▶ [Required task]:
Reproduce all of the listing below without alteration.
===== Provided information =====
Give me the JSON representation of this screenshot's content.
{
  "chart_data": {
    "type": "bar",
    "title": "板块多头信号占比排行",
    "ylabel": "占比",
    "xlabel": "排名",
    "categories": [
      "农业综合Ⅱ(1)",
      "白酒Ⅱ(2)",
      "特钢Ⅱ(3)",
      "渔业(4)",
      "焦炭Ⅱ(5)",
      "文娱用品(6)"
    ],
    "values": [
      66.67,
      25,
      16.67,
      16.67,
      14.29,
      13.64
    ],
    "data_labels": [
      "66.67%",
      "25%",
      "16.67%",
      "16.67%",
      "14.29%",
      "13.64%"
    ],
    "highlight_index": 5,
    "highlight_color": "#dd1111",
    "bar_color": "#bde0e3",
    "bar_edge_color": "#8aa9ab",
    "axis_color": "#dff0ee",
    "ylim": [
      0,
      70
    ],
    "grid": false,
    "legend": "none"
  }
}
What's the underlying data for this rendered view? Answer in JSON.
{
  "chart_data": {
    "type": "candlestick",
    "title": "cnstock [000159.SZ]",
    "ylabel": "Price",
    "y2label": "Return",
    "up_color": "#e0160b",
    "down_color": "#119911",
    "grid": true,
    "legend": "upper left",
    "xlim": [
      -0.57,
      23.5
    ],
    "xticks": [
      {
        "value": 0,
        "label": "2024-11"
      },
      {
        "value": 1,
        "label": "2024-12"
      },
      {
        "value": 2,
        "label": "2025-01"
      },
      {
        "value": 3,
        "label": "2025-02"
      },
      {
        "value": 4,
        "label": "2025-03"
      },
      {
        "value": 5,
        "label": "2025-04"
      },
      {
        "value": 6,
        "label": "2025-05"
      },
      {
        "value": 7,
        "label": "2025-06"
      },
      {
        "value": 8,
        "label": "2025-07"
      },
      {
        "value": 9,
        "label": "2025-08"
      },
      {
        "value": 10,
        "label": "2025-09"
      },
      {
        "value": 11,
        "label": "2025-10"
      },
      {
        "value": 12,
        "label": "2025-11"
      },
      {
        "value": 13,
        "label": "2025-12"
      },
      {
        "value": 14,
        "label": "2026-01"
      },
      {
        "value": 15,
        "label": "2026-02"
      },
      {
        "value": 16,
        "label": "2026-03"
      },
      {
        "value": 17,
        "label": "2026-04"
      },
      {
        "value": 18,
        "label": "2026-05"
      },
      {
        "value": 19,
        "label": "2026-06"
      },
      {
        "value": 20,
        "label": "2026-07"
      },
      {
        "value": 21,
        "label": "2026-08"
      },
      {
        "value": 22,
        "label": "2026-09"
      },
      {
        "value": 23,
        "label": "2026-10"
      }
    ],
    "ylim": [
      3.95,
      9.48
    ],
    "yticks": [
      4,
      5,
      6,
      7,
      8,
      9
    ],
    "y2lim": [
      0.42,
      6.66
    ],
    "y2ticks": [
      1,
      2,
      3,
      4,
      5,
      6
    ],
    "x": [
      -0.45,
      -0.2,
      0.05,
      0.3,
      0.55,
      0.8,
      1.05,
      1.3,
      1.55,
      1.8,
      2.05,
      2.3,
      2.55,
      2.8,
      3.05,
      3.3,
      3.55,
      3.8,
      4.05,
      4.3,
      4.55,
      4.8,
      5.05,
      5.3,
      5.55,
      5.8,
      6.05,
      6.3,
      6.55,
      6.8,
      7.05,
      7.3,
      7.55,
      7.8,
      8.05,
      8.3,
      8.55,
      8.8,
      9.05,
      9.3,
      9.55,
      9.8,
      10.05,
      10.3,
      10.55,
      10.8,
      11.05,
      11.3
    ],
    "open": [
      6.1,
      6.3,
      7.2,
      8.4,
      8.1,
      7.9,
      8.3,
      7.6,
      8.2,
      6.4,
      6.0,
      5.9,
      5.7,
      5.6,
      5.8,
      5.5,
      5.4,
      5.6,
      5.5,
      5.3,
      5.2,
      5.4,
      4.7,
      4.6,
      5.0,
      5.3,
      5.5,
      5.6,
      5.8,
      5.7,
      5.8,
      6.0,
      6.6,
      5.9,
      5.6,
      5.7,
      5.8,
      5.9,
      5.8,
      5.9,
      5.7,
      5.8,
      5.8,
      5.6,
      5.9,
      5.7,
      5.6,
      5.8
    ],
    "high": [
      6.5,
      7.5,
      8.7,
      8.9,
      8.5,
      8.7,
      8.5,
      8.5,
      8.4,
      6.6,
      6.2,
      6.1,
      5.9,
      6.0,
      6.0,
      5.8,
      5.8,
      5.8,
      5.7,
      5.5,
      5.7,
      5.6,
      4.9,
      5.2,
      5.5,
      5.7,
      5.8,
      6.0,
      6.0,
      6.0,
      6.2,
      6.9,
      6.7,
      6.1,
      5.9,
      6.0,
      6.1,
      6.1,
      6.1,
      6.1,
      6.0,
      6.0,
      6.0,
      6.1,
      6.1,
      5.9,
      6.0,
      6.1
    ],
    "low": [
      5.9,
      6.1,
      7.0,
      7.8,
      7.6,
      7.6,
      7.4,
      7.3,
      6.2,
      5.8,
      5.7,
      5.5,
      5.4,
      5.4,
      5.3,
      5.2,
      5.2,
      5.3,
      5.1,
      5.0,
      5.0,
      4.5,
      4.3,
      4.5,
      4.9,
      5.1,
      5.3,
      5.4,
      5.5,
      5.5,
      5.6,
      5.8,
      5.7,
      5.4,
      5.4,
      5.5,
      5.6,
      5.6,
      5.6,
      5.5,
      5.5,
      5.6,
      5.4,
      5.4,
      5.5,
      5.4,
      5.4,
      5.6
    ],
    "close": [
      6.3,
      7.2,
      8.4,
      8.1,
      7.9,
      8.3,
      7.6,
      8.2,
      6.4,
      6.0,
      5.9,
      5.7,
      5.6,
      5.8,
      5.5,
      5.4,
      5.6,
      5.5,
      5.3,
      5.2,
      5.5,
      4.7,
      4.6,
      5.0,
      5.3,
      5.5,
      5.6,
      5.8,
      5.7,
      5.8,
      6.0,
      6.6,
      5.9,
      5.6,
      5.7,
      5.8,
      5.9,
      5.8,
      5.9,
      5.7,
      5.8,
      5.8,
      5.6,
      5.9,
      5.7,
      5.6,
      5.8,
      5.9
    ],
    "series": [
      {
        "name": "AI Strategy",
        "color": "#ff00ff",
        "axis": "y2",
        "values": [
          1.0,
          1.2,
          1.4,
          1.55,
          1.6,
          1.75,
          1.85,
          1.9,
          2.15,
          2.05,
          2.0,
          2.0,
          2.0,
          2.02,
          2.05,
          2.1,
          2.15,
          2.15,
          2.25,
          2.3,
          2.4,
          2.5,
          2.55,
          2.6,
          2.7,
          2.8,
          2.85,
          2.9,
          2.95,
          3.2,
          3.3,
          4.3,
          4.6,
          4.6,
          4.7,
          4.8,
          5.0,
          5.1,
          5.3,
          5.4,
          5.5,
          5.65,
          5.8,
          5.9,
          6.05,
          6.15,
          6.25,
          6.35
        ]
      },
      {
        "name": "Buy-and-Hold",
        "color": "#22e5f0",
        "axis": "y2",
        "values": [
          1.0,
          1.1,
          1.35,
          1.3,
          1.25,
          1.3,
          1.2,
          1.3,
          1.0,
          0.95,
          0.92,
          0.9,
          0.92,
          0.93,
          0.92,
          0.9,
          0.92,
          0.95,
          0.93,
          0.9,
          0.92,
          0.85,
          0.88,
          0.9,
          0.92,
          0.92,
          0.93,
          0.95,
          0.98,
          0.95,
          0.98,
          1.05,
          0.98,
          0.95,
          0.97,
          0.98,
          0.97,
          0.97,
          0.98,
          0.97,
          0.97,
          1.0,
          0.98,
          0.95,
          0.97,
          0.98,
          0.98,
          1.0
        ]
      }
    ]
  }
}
=====
▶ [Result of the exercise]:
Give me the JSON representation of this screenshot's content.
{
  "chart_data": {
    "type": "bar",
    "title": "板块多头信号占比排行",
    "ylabel": "占比",
    "xlabel": "排名",
    "categories": [
      "农业综合Ⅱ(1)",
      "白酒Ⅱ(2)",
      "特钢Ⅱ(3)",
      "渔业(4)",
      "焦炭Ⅱ(5)",
      "文娱用品(6)"
    ],
    "values": [
      66.67,
      25,
      16.67,
      16.67,
      14.29,
      13.64
    ],
    "data_labels": [
      "66.67%",
      "25%",
      "16.67%",
      "16.67%",
      "14.29%",
      "13.64%"
    ],
    "highlight_index": 5,
    "highlight_color": "#dd1111",
    "bar_color": "#bde0e3",
    "bar_edge_color": "#8aa9ab",
    "axis_color": "#dff0ee",
    "ylim": [
      0,
      70
    ],
    "grid": false,
    "legend": "none"
  }
}
What's the underlying data for this rendered view? Answer in JSON.
{
  "chart_data": {
    "type": "candlestick",
    "title": "cnstock [000159.SZ]",
    "ylabel": "Price",
    "y2label": "Return",
    "up_color": "#e0160b",
    "down_color": "#119911",
    "grid": true,
    "legend": "upper left",
    "xlim": [
      -0.57,
      23.5
    ],
    "xticks": [
      {
        "value": 0,
        "label": "2024-11"
      },
      {
        "value": 1,
        "label": "2024-12"
      },
      {
        "value": 2,
        "label": "2025-01"
      },
      {
        "value": 3,
        "label": "2025-02"
      },
      {
        "value": 4,
        "label": "2025-03"
      },
      {
        "value": 5,
        "label": "2025-04"
      },
      {
        "value": 6,
        "label": "2025-05"
      },
      {
        "value": 7,
        "label": "2025-06"
      },
      {
        "value": 8,
        "label": "2025-07"
      },
      {
        "value": 9,
        "label": "2025-08"
      },
      {
        "value": 10,
        "label": "2025-09"
      },
      {
        "value": 11,
        "label": "2025-10"
      },
      {
        "value": 12,
        "label": "2025-11"
      },
      {
        "value": 13,
        "label": "2025-12"
      },
      {
        "value": 14,
        "label": "2026-01"
      },
      {
        "value": 15,
        "label": "2026-02"
      },
      {
        "value": 16,
        "label": "2026-03"
      },
      {
        "value": 17,
        "label": "2026-04"
      },
      {
        "value": 18,
        "label": "2026-05"
      },
      {
        "value": 19,
        "label": "2026-06"
      },
      {
        "value": 20,
        "label": "2026-07"
      },
      {
        "value": 21,
        "label": "2026-08"
      },
      {
        "value": 22,
        "label": "2026-09"
      },
      {
        "value": 23,
        "label": "2026-10"
      }
    ],
    "ylim": [
      3.95,
      9.48
    ],
    "yticks": [
      4,
      5,
      6,
      7,
      8,
      9
    ],
    "y2lim": [
      0.42,
      6.66
    ],
    "y2ticks": [
      1,
      2,
      3,
      4,
      5,
      6
    ],
    "x": [
      -0.45,
      -0.2,
      0.05,
      0.3,
      0.55,
      0.8,
      1.05,
      1.3,
      1.55,
      1.8,
      2.05,
      2.3,
      2.55,
      2.8,
      3.05,
      3.3,
      3.55,
      3.8,
      4.05,
      4.3,
      4.55,
      4.8,
      5.05,
      5.3,
      5.55,
      5.8,
      6.05,
      6.3,
      6.55,
      6.8,
      7.05,
      7.3,
      7.55,
      7.8,
      8.05,
      8.3,
      8.55,
      8.8,
      9.05,
      9.3,
      9.55,
      9.8,
      10.05,
      10.3,
      10.55,
      10.8,
      11.05,
      11.3
    ],
    "open": [
      6.1,
      6.3,
      7.2,
      8.4,
      8.1,
      7.9,
      8.3,
      7.6,
      8.2,
      6.4,
      6.0,
      5.9,
      5.7,
      5.6,
      5.8,
      5.5,
      5.4,
      5.6,
      5.5,
      5.3,
      5.2,
      5.4,
      4.7,
      4.6,
      5.0,
      5.3,
      5.5,
      5.6,
      5.8,
      5.7,
      5.8,
      6.0,
      6.6,
      5.9,
      5.6,
      5.7,
      5.8,
      5.9,
      5.8,
      5.9,
      5.7,
      5.8,
      5.8,
      5.6,
      5.9,
      5.7,
      5.6,
      5.8
    ],
    "high": [
      6.5,
      7.5,
      8.7,
      8.9,
      8.5,
      8.7,
      8.5,
      8.5,
      8.4,
      6.6,
      6.2,
      6.1,
      5.9,
      6.0,
      6.0,
      5.8,
      5.8,
      5.8,
      5.7,
      5.5,
      5.7,
      5.6,
      4.9,
      5.2,
      5.5,
      5.7,
      5.8,
      6.0,
      6.0,
      6.0,
      6.2,
      6.9,
      6.7,
      6.1,
      5.9,
      6.0,
      6.1,
      6.1,
      6.1,
      6.1,
      6.0,
      6.0,
      6.0,
      6.1,
      6.1,
      5.9,
      6.0,
      6.1
    ],
    "low": [
      5.9,
      6.1,
      7.0,
      7.8,
      7.6,
      7.6,
      7.4,
      7.3,
      6.2,
      5.8,
      5.7,
      5.5,
      5.4,
      5.4,
      5.3,
      5.2,
      5.2,
      5.3,
      5.1,
      5.0,
      5.0,
      4.5,
      4.3,
      4.5,
      4.9,
      5.1,
      5.3,
      5.4,
      5.5,
      5.5,
      5.6,
      5.8,
      5.7,
      5.4,
      5.4,
      5.5,
      5.6,
      5.6,
      5.6,
      5.5,
      5.5,
      5.6,
      5.4,
      5.4,
      5.5,
      5.4,
      5.4,
      5.6
    ],
    "close": [
      6.3,
      7.2,
      8.4,
      8.1,
      7.9,
      8.3,
      7.6,
      8.2,
      6.4,
      6.0,
      5.9,
      5.7,
      5.6,
      5.8,
      5.5,
      5.4,
      5.6,
      5.5,
      5.3,
      5.2,
      5.5,
      4.7,
      4.6,
      5.0,
      5.3,
      5.5,
      5.6,
      5.8,
      5.7,
      5.8,
      6.0,
      6.6,
      5.9,
      5.6,
      5.7,
      5.8,
      5.9,
      5.8,
      5.9,
      5.7,
      5.8,
      5.8,
      5.6,
      5.9,
      5.7,
      5.6,
      5.8,
      5.9
    ],
    "series": [
      {
        "name": "AI Strategy",
        "color": "#ff00ff",
        "axis": "y2",
        "values": [
          1.0,
          1.2,
          1.4,
          1.55,
          1.6,
          1.75,
          1.85,
          1.9,
          2.15,
          2.05,
          2.0,
          2.0,
          2.0,
          2.02,
          2.05,
          2.1,
          2.15,
          2.15,
          2.25,
          2.3,
          2.4,
          2.5,
          2.55,
          2.6,
          2.7,
          2.8,
          2.85,
          2.9,
          2.95,
          3.2,
          3.3,
          4.3,
          4.6,
          4.6,
          4.7,
          4.8,
          5.0,
          5.1,
          5.3,
          5.4,
          5.5,
          5.65,
          5.8,
          5.9,
          6.05,
          6.15,
          6.25,
          6.35
        ]
      },
      {
        "name": "Buy-and-Hold",
        "color": "#22e5f0",
        "axis": "y2",
        "values": [
          1.0,
          1.1,
          1.35,
          1.3,
          1.25,
          1.3,
          1.2,
          1.3,
          1.0,
          0.95,
          0.92,
          0.9,
          0.92,
          0.93,
          0.92,
          0.9,
          0.92,
          0.95,
          0.93,
          0.9,
          0.92,
          0.85,
          0.88,
          0.9,
          0.92,
          0.92,
          0.93,
          0.95,
          0.98,
          0.95,
          0.98,
          1.05,
          0.98,
          0.95,
          0.97,
          0.98,
          0.97,
          0.97,
          0.98,
          0.97,
          0.97,
          1.0,
          0.98,
          0.95,
          0.97,
          0.98,
          0.98,
          1.0
        ]
      }
    ]
  }
}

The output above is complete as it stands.